Directions for this task:
Pull out each line of the data that includes the word "text".

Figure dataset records
+ + +
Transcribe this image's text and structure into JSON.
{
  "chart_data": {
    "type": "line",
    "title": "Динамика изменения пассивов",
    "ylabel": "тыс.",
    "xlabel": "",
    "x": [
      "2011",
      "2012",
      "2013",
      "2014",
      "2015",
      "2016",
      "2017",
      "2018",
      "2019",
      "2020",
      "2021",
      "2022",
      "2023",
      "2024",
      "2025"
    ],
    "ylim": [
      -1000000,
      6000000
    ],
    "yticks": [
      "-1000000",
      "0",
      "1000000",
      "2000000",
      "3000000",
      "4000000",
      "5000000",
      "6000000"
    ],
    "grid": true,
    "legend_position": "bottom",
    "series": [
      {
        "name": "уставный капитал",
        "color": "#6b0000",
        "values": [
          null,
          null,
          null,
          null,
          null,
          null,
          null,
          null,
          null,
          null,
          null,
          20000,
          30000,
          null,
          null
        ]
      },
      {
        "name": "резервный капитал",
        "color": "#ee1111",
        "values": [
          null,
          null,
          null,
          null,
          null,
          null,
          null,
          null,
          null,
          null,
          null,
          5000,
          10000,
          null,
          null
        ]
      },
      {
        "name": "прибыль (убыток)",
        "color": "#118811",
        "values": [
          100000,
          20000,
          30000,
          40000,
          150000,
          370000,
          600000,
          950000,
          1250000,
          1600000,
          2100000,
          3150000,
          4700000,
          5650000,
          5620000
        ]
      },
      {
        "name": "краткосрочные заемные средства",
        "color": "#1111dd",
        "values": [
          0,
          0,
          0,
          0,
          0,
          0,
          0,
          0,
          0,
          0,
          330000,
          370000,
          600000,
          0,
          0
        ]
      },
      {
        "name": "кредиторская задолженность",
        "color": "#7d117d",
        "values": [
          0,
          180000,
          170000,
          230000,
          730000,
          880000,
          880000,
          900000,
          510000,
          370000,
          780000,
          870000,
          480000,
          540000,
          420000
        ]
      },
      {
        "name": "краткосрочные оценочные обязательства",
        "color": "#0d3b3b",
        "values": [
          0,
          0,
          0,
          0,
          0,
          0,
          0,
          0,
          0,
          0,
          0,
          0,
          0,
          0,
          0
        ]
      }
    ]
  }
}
+ + +
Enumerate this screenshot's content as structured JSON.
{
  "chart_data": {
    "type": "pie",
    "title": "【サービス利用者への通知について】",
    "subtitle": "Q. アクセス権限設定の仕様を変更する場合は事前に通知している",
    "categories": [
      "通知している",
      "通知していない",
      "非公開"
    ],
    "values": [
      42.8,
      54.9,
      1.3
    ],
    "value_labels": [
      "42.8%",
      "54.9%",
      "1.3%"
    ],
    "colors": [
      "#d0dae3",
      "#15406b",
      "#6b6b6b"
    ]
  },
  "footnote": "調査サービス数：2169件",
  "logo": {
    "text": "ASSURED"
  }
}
+ + +
Task output:
Transcribe this image's text and structure into JSON.
    "text": "ASSURED"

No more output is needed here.